● **GIVEN REQUEST**
From the listing below, tally the lines that include "TradingView". Return only the total.

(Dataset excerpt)
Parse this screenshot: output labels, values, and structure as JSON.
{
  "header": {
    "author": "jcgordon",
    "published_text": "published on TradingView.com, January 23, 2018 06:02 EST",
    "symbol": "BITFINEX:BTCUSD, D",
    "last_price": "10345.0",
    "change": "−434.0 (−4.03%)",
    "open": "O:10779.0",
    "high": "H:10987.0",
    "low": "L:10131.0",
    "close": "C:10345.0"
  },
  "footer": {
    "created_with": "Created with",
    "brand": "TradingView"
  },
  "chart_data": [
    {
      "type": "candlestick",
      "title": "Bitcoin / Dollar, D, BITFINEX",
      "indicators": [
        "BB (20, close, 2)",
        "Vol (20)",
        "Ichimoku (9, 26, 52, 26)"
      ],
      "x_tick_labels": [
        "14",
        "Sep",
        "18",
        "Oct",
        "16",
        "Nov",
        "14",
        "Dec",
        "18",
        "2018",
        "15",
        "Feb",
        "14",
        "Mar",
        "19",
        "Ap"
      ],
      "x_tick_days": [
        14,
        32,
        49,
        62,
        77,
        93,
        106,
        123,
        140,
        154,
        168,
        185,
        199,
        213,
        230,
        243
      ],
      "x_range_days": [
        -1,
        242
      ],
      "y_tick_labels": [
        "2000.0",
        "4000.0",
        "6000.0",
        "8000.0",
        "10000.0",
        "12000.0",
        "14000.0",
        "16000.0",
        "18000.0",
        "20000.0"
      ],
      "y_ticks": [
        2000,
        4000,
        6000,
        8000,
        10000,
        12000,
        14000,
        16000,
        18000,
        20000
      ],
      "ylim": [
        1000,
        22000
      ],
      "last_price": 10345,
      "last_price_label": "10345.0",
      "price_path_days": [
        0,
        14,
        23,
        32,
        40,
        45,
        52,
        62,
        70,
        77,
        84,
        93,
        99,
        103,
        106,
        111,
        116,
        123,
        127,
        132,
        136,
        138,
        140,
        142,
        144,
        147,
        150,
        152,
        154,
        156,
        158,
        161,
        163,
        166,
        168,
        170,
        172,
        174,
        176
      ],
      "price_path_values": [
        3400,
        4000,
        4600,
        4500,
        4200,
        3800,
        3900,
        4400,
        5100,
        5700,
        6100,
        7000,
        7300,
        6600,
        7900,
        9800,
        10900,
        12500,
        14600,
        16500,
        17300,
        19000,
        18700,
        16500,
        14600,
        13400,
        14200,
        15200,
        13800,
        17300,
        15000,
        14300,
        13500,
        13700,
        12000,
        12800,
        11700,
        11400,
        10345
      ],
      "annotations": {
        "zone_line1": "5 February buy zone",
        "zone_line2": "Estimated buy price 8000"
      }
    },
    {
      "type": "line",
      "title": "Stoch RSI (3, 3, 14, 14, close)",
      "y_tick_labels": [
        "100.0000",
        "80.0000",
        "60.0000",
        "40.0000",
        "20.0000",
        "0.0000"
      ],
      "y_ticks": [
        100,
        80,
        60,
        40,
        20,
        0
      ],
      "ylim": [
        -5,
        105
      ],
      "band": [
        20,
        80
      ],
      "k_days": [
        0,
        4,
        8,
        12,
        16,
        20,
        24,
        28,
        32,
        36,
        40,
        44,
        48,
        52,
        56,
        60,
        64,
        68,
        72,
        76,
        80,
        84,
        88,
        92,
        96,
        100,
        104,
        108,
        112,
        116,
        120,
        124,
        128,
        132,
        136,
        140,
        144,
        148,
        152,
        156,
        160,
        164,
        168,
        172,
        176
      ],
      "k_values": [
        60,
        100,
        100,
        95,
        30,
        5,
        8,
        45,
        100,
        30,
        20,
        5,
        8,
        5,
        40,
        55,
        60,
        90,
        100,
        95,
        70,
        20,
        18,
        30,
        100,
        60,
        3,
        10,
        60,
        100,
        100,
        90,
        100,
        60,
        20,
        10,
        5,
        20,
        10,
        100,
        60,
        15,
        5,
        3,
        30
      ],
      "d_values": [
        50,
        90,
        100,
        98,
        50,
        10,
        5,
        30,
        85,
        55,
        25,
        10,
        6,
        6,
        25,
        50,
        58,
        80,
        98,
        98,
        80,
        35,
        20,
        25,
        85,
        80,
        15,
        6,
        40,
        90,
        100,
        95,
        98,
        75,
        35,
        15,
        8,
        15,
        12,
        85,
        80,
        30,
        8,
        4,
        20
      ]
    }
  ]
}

● **REPLY**
2